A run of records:
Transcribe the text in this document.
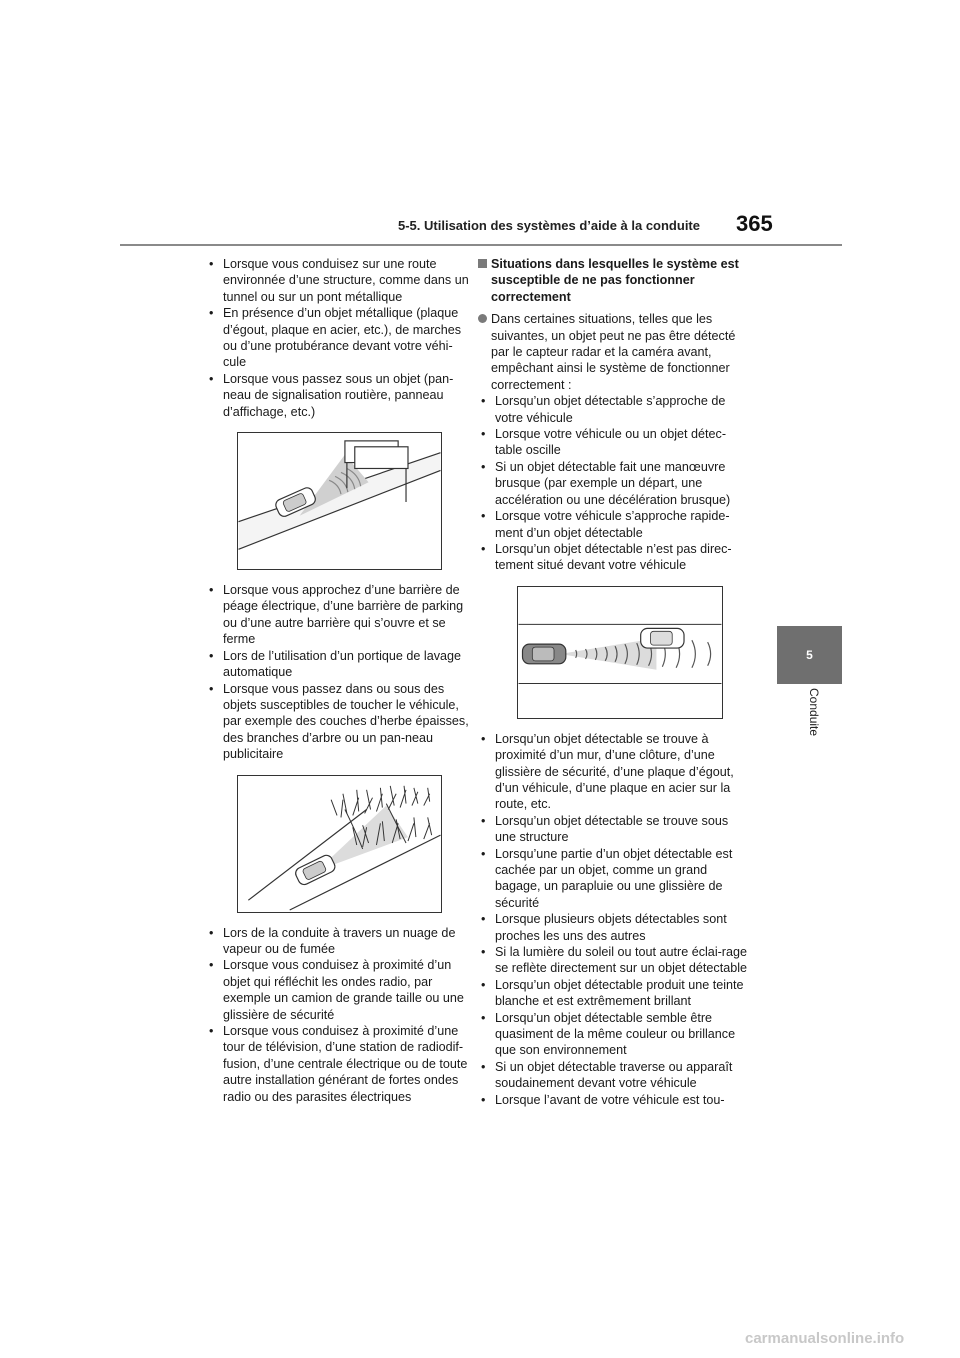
5-5. Utilisation des systèmes d’aide à la conduite 365
5
Conduite
• Lorsque vous conduisez sur une route environnée d’une structure, comme dans un tunnel ou sur un pont métallique
• En présence d’un objet métallique (plaque d’égout, plaque en acier, etc.), de marches ou d’une protubérance devant votre véhi-cule
• Lorsque vous passez sous un objet (pan-neau de signalisation routière, panneau d’affichage, etc.)
• Lorsque vous approchez d’une barrière de péage électrique, d’une barrière de parking ou d’une autre barrière qui s’ouvre et se ferme
• Lors de l’utilisation d’un portique de lavage automatique
• Lorsque vous passez dans ou sous des objets susceptibles de toucher le véhicule, par exemple des couches d’herbe épaisses, des branches d’arbre ou un pan-neau publicitaire
• Lors de la conduite à travers un nuage de vapeur ou de fumée
• Lorsque vous conduisez à proximité d’un objet qui réfléchit les ondes radio, par exemple un camion de grande taille ou une glissière de sécurité
• Lorsque vous conduisez à proximité d’une tour de télévision, d’une station de radiodif-fusion, d’une centrale électrique ou de toute autre installation générant de fortes ondes radio ou des parasites électriques
Situations dans lesquelles le système est susceptible de ne pas fonctionner correctement
Dans certaines situations, telles que les suivantes, un objet peut ne pas être détecté par le capteur radar et la caméra avant, empêchant ainsi le système de fonctionner correctement :
• Lorsqu’un objet détectable s’approche de votre véhicule
• Lorsque votre véhicule ou un objet détec-table oscille
• Si un objet détectable fait une manœuvre brusque (par exemple un départ, une accélération ou une décélération brusque)
• Lorsque votre véhicule s’approche rapide-ment d’un objet détectable
• Lorsqu’un objet détectable n’est pas direc-tement situé devant votre véhicule
• Lorsqu’un objet détectable se trouve à proximité d’un mur, d’une clôture, d’une glissière de sécurité, d’une plaque d’égout, d’un véhicule, d’une plaque en acier sur la route, etc.
• Lorsqu’un objet détectable se trouve sous une structure
• Lorsqu’une partie d’un objet détectable est cachée par un objet, comme un grand bagage, un parapluie ou une glissière de sécurité
• Lorsque plusieurs objets détectables sont proches les uns des autres
• Si la lumière du soleil ou tout autre éclai-rage se reflète directement sur un objet détectable
• Lorsqu’un objet détectable produit une teinte blanche et est extrêmement brillant
• Lorsqu’un objet détectable semble être quasiment de la même couleur ou brillance que son environnement
• Si un objet détectable traverse ou apparaît soudainement devant votre véhicule
• Lorsque l’avant de votre véhicule est tou-
carmanualsonline.info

| INSTRUCTIONS TO FOLLOW |
Pick out every line of the listing containing the word "route", and show those lines.

| SOLUTION TO THE PROBLEM |
• Lorsque vous conduisez sur une route environnée d’une structure, comme dans un tunnel ou sur un pont métallique
• Lorsqu’un objet détectable se trouve à proximité d’un mur, d’une clôture, d’une glissière de sécurité, d’une plaque d’égout, d’un véhicule, d’une plaque en acier sur la route, etc.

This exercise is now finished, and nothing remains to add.